Dataset entries>
::::::::::
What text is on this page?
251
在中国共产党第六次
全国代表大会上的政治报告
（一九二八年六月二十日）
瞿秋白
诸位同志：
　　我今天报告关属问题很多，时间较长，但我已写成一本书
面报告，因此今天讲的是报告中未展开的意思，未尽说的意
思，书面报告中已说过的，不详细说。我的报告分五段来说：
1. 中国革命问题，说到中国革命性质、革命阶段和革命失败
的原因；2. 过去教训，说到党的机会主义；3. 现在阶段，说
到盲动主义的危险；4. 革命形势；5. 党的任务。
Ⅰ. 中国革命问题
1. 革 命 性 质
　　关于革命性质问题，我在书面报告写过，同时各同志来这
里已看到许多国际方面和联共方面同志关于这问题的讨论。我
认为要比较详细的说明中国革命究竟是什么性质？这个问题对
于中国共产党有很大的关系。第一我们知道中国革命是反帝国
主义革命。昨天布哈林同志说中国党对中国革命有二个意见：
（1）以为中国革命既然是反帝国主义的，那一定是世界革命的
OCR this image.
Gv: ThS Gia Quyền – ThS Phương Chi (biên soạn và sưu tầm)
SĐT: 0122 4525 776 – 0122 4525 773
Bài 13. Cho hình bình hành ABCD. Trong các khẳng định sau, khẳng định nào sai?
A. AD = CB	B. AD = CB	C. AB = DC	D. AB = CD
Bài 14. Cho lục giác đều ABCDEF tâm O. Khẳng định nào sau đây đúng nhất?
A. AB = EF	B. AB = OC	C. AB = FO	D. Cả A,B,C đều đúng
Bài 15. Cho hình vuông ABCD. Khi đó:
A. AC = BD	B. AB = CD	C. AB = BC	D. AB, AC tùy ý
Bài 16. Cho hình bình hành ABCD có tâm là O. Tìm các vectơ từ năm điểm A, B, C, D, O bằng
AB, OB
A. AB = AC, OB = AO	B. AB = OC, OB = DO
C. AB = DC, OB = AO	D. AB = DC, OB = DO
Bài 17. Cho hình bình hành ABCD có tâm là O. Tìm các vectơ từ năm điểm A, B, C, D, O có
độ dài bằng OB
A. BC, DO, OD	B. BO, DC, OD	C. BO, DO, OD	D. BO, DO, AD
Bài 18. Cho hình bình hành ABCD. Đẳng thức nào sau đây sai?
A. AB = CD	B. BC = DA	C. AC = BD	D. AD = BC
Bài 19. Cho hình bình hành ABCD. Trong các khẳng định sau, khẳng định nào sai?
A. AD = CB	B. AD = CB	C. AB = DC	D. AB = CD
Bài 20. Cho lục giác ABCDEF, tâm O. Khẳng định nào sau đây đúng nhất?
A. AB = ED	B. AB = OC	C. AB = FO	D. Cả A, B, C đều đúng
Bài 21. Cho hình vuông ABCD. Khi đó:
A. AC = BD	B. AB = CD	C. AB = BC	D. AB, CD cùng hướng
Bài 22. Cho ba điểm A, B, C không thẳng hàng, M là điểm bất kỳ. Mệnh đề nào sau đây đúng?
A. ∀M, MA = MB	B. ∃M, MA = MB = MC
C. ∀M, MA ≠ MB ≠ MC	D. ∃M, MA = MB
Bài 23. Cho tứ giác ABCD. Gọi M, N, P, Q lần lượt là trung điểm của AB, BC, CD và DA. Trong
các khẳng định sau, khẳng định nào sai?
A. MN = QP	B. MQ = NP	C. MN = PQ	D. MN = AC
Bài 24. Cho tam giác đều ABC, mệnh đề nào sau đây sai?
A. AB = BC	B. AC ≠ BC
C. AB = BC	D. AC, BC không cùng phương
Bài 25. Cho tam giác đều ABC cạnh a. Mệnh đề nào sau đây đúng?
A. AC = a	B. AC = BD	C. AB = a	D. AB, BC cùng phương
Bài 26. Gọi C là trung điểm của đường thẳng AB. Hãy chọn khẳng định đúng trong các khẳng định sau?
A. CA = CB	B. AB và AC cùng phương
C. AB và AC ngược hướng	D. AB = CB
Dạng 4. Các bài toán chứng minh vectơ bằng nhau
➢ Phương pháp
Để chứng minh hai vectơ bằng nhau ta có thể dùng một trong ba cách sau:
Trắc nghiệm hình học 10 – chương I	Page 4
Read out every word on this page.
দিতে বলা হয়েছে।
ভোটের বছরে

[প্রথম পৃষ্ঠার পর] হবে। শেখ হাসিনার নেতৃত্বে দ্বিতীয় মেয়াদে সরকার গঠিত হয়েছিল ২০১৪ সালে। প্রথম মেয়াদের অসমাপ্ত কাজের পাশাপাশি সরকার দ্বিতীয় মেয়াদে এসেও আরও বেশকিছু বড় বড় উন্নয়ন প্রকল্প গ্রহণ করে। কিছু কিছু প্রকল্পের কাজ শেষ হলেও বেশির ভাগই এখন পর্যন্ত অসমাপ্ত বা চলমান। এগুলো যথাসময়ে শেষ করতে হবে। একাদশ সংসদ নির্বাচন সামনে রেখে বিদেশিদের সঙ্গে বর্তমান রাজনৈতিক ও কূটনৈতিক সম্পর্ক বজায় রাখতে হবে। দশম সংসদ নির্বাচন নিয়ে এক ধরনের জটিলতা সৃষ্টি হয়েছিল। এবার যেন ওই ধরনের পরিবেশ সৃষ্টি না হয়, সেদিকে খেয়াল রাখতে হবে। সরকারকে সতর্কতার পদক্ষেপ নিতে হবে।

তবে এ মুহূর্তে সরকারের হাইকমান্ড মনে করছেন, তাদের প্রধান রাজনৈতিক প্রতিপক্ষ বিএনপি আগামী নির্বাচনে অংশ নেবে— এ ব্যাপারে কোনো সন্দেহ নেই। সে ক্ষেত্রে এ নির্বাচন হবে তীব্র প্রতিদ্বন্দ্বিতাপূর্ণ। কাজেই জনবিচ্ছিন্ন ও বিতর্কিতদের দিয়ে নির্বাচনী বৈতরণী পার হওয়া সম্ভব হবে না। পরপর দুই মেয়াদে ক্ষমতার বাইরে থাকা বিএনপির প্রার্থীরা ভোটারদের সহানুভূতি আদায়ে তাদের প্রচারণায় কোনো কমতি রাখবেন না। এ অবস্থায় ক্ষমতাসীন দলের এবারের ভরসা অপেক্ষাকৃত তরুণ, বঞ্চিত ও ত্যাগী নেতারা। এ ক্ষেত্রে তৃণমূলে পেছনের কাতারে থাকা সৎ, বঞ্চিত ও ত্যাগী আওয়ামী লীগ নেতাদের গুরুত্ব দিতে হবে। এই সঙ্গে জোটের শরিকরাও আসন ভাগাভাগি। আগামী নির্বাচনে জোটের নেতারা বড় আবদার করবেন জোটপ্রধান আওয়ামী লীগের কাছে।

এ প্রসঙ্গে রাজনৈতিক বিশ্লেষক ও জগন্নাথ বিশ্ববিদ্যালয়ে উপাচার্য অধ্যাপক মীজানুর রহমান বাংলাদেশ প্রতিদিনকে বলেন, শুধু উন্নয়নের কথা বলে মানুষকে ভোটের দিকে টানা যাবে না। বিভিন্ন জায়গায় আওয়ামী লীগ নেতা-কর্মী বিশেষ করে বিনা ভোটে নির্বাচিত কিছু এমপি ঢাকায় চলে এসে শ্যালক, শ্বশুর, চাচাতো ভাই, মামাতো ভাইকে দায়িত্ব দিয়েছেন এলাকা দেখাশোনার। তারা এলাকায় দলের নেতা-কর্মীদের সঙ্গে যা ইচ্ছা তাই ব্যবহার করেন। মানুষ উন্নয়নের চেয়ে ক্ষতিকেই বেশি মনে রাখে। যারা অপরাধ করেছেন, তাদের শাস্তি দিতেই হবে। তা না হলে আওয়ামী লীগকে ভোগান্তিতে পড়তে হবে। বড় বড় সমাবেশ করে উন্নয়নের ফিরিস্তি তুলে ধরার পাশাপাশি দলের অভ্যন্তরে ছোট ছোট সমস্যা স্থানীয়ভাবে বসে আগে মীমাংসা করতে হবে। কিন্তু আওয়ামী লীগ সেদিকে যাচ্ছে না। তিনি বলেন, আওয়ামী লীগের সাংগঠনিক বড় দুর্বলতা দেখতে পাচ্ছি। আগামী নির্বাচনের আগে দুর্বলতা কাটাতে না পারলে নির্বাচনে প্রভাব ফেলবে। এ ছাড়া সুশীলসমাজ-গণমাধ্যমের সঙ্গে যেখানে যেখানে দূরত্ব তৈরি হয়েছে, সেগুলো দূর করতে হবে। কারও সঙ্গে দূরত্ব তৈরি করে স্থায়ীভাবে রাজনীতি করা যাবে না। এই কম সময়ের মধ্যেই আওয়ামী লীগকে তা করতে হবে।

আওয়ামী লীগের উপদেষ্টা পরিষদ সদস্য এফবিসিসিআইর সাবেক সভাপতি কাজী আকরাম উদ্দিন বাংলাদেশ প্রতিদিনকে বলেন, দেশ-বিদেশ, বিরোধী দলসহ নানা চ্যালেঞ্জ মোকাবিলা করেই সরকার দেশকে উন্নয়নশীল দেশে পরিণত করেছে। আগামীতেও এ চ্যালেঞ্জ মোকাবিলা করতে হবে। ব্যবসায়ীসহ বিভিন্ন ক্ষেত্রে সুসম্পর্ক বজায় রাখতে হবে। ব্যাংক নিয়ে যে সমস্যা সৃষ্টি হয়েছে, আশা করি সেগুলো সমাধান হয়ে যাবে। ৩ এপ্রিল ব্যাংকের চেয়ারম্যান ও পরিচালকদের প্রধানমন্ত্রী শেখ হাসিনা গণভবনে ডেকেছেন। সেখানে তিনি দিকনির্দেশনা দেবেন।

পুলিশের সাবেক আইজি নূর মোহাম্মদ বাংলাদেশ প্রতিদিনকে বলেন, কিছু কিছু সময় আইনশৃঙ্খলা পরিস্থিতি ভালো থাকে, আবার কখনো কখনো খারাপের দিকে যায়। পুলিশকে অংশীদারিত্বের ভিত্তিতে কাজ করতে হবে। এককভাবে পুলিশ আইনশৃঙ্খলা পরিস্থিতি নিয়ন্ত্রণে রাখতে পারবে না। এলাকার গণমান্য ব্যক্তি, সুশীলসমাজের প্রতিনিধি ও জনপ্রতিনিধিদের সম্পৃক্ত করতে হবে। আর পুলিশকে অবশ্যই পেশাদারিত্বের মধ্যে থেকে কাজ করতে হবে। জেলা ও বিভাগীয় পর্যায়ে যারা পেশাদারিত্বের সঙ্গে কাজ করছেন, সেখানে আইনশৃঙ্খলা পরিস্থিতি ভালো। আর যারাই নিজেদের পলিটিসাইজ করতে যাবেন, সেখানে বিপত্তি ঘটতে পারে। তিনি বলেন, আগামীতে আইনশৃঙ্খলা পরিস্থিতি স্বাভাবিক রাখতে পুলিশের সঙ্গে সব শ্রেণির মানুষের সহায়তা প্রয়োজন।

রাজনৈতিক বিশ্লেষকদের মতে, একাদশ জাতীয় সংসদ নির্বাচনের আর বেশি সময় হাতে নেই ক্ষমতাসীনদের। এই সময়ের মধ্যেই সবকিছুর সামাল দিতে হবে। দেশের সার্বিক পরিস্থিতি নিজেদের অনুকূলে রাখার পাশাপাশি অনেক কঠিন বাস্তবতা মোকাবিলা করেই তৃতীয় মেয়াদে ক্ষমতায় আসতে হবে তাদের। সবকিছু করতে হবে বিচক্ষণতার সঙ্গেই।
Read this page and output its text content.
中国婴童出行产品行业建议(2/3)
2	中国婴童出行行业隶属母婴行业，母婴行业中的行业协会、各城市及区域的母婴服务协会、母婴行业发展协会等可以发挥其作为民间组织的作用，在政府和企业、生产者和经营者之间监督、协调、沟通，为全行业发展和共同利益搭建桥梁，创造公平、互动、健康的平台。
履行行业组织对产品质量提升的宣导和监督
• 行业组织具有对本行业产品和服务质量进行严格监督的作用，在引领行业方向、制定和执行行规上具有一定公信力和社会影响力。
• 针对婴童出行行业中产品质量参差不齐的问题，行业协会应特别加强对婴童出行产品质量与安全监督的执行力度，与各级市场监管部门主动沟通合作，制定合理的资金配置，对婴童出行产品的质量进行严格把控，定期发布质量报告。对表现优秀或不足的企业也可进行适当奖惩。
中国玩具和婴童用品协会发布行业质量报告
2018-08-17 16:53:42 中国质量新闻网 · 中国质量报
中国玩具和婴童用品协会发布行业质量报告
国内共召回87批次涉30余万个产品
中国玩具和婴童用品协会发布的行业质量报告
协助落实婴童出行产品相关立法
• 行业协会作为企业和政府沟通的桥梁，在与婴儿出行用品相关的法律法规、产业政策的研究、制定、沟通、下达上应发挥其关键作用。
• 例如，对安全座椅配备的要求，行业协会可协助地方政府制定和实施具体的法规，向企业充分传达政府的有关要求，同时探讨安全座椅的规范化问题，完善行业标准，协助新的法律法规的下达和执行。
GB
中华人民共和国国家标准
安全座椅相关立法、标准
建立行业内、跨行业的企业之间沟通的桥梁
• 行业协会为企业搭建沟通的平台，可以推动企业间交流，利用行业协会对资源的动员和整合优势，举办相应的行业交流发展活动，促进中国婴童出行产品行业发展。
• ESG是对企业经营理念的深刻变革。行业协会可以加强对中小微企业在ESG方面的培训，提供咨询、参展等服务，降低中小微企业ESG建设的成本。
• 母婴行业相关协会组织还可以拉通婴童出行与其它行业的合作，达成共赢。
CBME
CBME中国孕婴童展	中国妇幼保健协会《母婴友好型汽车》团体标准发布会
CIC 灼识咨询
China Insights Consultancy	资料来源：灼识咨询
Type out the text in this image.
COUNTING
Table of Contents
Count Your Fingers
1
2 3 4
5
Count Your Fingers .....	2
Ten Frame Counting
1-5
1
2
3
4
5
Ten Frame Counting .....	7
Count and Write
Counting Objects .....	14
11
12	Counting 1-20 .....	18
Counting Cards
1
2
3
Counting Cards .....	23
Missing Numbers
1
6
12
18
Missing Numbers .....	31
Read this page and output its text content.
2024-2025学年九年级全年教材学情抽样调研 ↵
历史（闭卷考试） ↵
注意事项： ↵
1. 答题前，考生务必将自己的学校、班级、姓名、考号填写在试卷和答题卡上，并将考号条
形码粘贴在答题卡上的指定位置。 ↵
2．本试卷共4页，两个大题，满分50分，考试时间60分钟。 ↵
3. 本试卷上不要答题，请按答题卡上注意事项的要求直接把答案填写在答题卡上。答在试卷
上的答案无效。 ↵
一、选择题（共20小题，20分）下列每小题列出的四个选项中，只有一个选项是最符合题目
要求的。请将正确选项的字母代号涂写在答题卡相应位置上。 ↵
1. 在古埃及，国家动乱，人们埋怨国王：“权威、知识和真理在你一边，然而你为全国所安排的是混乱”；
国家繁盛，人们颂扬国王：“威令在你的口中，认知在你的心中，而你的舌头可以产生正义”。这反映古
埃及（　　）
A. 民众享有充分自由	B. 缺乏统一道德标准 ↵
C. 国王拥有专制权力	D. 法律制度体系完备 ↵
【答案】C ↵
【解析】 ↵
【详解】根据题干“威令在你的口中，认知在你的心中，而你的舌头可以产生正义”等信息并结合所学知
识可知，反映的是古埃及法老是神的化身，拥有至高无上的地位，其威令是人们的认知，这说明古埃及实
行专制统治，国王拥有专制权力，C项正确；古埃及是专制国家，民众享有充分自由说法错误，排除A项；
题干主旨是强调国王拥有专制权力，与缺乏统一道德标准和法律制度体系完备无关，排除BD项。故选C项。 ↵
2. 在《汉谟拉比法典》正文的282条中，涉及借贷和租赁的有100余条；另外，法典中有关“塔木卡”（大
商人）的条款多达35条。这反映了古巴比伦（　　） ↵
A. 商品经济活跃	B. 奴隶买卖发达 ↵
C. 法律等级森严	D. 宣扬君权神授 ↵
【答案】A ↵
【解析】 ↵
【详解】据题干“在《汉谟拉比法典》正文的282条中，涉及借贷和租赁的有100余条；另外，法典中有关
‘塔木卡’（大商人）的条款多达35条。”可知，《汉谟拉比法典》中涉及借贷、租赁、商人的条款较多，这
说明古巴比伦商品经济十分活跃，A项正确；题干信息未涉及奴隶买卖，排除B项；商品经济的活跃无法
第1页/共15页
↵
::::::::::
Do this>
Count how many lines in the data contain the word "Your", giving the number without comment.

Answer to this task>
2